Set task: Copy each line where the word "арқылы" occurs.

+ + + + + + +

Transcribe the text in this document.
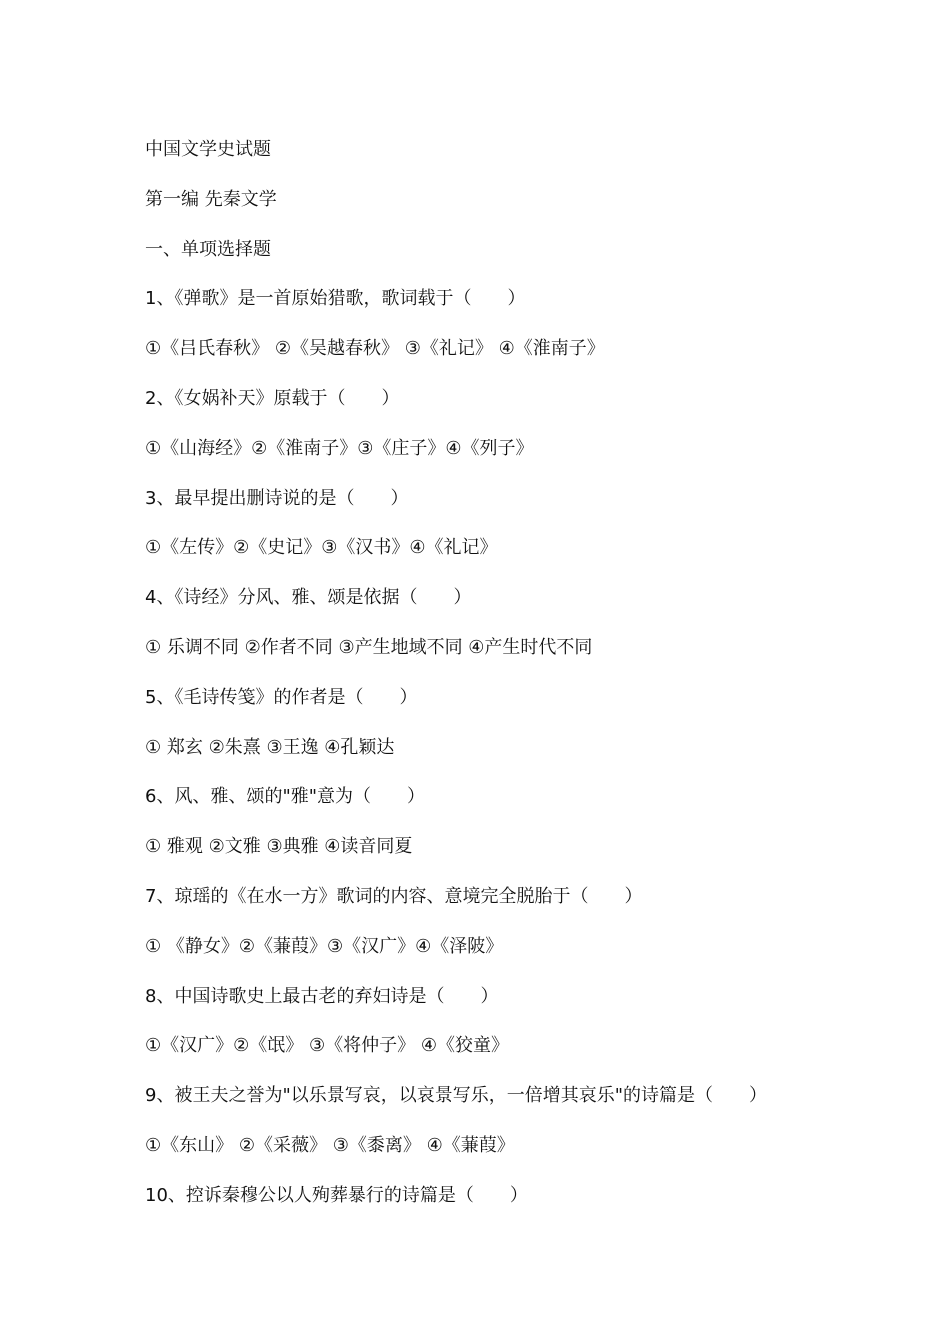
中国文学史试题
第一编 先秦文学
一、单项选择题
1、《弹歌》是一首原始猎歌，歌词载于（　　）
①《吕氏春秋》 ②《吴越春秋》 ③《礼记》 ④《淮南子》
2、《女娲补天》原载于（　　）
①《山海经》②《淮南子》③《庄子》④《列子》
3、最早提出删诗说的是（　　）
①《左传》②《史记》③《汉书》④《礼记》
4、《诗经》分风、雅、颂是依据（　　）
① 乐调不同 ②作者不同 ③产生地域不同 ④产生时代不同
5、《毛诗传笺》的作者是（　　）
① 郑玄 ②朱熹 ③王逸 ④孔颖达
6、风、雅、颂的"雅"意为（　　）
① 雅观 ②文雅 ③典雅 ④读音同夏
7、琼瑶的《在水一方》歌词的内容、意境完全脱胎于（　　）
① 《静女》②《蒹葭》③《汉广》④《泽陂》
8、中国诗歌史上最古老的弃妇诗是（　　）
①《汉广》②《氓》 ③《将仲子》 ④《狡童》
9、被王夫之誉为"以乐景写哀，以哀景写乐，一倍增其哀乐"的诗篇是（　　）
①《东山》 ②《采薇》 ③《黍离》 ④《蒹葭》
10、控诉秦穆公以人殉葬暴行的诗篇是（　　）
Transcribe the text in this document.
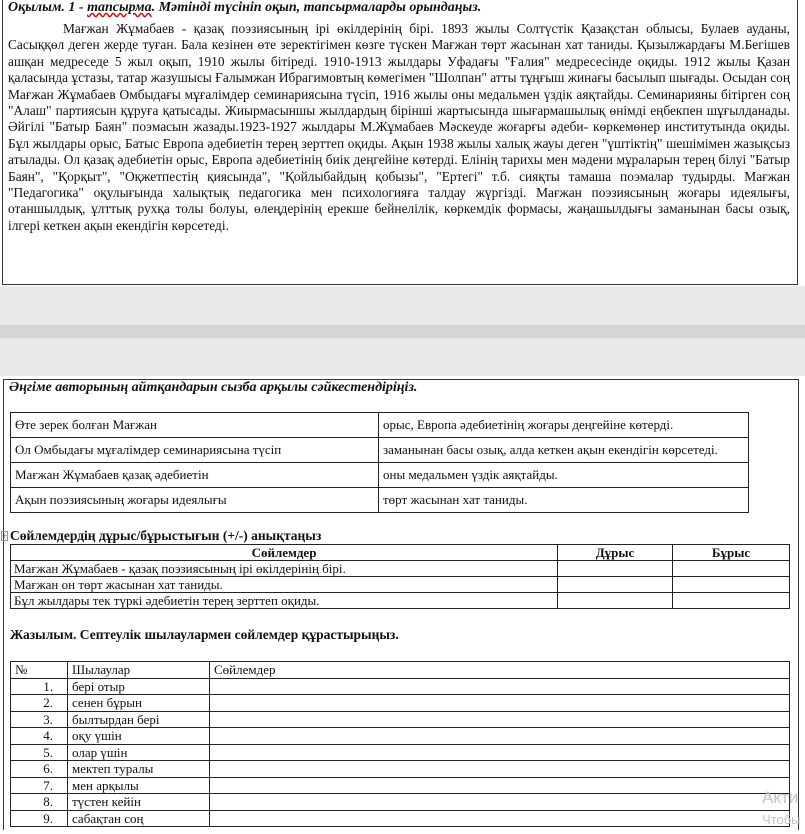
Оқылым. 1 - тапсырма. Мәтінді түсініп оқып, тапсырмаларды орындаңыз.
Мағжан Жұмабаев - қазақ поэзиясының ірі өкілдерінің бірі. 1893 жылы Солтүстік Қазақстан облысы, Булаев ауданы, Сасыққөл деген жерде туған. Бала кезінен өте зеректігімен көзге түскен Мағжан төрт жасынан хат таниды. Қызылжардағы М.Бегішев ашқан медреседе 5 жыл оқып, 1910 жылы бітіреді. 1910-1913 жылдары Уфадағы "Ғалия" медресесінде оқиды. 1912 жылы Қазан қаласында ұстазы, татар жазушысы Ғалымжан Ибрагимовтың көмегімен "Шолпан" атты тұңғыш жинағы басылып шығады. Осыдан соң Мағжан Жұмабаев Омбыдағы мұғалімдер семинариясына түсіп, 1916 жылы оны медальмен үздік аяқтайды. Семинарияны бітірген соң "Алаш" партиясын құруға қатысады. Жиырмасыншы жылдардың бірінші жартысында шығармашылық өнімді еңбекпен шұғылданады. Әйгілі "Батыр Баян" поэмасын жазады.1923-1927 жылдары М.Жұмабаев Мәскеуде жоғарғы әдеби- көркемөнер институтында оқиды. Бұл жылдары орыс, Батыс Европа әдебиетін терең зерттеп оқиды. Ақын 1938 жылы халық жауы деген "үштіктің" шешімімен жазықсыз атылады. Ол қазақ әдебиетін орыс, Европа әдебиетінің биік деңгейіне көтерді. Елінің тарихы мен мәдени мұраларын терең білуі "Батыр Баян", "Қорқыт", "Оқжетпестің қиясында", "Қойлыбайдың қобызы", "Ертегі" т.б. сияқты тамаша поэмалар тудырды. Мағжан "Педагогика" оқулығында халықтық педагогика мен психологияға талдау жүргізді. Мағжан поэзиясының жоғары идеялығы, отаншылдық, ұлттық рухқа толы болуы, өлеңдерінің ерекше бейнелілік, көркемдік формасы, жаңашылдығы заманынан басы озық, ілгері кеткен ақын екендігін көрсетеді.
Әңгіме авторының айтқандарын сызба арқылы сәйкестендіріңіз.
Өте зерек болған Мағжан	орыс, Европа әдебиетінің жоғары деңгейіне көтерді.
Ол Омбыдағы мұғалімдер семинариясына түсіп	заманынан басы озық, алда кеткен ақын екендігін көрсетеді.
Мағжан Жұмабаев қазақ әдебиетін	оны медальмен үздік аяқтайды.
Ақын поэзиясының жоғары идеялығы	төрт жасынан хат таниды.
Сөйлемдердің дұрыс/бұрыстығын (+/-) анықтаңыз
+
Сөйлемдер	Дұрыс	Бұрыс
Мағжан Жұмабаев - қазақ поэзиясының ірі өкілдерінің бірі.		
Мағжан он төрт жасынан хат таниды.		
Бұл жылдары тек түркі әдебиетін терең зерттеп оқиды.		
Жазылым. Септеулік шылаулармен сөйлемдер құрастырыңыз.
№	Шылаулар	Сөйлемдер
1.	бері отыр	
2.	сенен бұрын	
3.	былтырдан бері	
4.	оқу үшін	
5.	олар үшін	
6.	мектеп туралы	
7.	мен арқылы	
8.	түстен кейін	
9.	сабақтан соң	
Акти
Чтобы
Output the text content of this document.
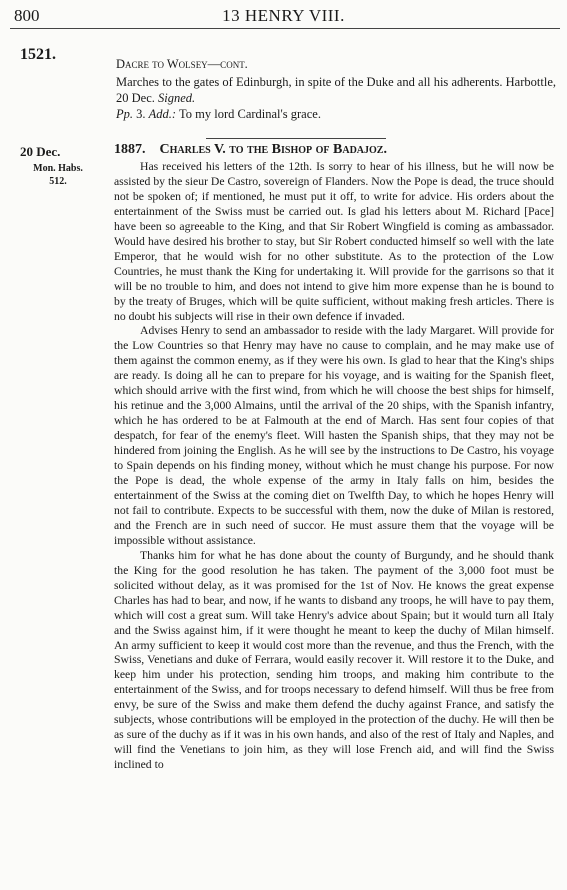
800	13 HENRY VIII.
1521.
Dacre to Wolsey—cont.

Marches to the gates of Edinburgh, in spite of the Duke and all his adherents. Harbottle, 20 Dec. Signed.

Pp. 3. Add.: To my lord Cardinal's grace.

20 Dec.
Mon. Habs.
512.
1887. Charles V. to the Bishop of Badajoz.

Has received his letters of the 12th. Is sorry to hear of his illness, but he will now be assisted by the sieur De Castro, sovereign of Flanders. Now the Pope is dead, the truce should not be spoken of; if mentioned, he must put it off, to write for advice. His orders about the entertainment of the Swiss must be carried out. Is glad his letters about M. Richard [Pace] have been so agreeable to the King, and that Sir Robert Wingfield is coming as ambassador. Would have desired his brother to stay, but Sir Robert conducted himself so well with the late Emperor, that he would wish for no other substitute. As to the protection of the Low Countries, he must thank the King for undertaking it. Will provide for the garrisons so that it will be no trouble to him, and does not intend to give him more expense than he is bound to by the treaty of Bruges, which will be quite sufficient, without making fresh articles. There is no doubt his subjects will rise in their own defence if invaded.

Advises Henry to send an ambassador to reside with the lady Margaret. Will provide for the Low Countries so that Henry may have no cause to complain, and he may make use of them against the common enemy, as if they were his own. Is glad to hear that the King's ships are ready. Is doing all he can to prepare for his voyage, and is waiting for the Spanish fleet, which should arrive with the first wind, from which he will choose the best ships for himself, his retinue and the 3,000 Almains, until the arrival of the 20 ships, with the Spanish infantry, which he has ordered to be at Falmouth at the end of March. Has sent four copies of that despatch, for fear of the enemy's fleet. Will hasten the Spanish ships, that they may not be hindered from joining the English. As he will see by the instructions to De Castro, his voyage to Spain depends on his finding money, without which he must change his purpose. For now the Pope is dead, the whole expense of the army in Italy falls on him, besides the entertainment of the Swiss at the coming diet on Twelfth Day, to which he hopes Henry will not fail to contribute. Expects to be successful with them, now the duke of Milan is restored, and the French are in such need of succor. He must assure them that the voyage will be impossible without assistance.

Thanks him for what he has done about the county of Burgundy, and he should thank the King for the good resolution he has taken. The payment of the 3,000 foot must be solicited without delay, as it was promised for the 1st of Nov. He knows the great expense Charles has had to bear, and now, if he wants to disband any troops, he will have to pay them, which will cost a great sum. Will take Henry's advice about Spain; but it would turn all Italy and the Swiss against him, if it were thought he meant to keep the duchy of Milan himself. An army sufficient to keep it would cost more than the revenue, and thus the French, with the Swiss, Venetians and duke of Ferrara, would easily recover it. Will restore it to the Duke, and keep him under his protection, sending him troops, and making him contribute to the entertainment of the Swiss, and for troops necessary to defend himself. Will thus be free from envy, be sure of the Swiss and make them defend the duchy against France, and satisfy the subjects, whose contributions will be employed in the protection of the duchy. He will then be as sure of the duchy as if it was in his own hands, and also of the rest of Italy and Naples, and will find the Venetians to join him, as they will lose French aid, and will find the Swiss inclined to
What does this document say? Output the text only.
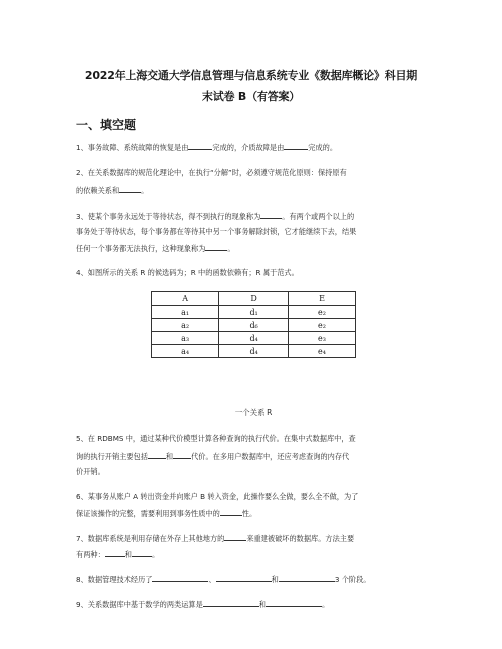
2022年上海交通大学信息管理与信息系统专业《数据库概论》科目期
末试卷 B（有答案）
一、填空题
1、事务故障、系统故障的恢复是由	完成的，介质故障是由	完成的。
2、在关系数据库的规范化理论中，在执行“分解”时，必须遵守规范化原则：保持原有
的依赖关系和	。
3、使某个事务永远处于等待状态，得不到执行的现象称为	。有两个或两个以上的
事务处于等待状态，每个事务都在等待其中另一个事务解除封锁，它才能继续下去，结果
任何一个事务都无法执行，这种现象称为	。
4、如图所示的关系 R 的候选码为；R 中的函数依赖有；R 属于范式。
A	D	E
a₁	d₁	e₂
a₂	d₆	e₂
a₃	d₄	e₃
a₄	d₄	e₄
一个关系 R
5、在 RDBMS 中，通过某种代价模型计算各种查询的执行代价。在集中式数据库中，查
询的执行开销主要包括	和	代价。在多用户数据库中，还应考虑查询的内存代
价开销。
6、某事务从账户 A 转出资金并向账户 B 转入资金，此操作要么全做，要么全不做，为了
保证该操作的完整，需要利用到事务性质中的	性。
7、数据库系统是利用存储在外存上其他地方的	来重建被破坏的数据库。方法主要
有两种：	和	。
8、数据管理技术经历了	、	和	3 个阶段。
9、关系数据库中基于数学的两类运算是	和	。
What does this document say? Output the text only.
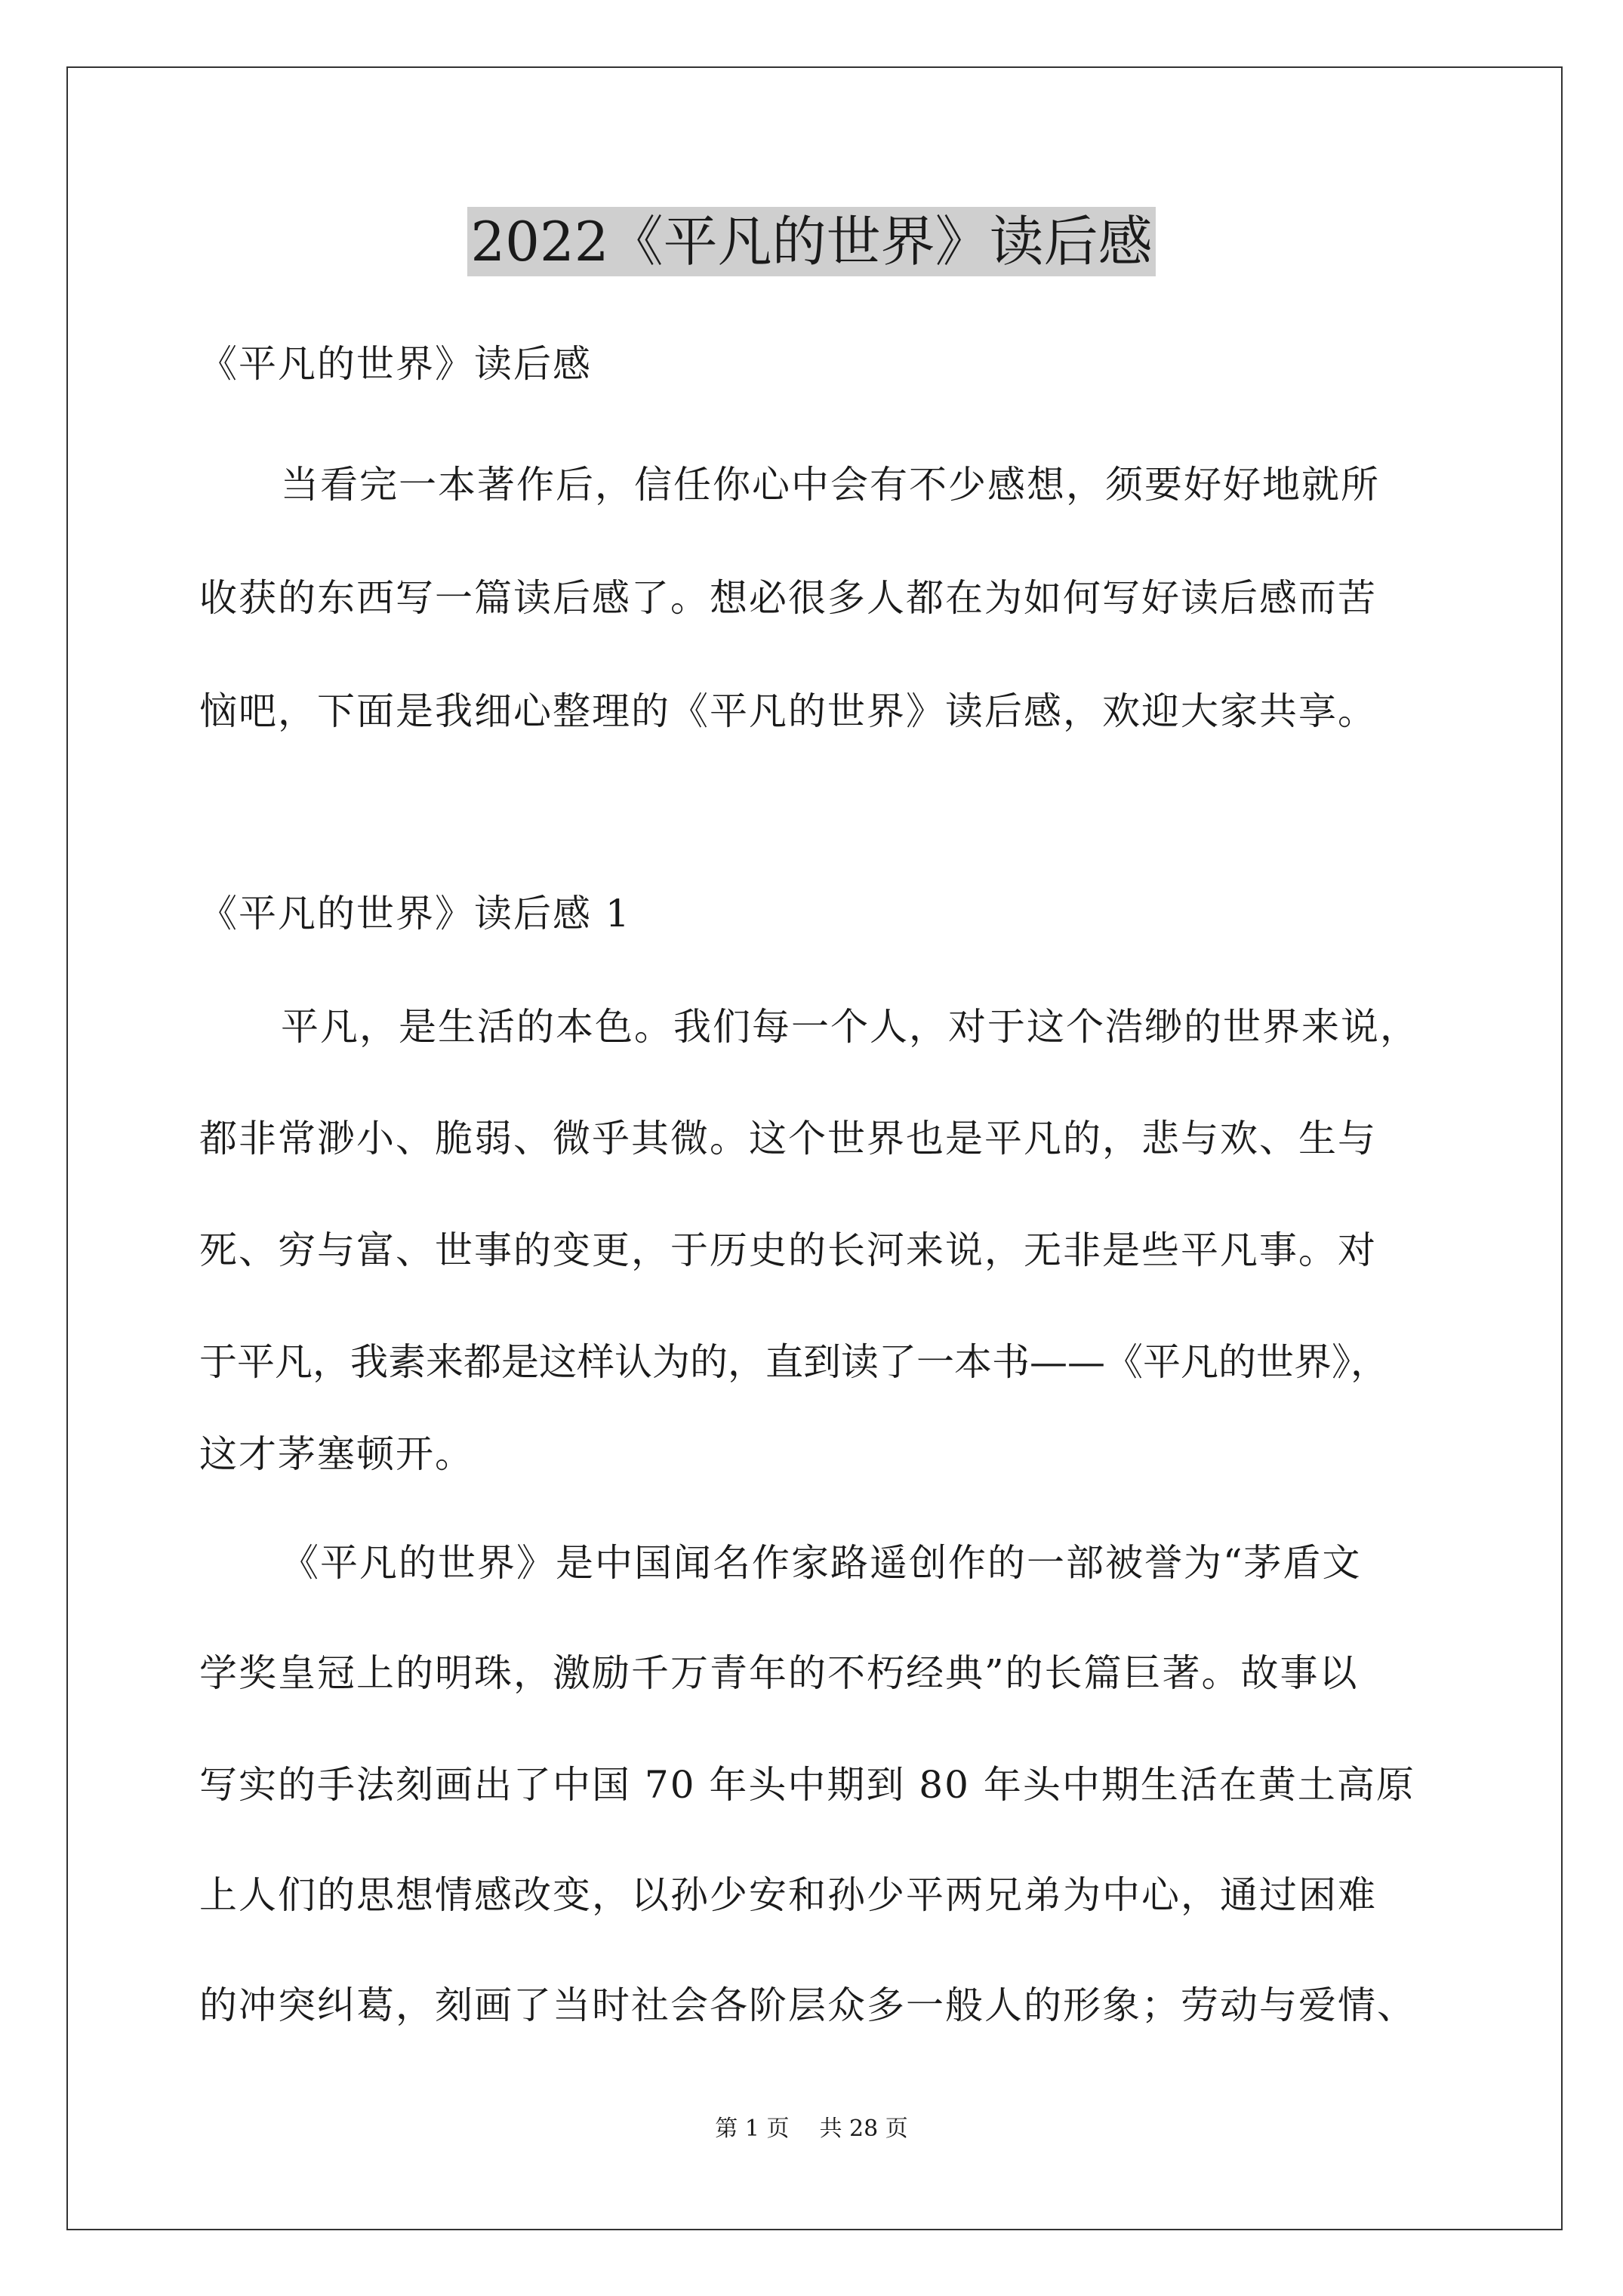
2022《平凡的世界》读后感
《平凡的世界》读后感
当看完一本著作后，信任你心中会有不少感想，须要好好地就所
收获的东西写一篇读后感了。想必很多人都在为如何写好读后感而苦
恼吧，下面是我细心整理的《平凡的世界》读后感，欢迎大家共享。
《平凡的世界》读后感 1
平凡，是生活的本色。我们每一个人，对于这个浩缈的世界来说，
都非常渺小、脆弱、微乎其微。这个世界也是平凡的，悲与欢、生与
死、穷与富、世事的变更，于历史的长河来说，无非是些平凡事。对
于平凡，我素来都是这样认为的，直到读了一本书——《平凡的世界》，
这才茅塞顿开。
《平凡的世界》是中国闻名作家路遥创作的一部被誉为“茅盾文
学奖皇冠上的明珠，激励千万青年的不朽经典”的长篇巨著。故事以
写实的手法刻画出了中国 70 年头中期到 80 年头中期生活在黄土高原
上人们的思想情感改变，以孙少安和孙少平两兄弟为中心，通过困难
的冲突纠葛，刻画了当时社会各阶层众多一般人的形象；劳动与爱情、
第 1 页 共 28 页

+ + + + + + +

Result for this task:
Әңгіме авторының айтқандарын сызба арқылы сәйкестендіріңіз.
7.	мен арқылы	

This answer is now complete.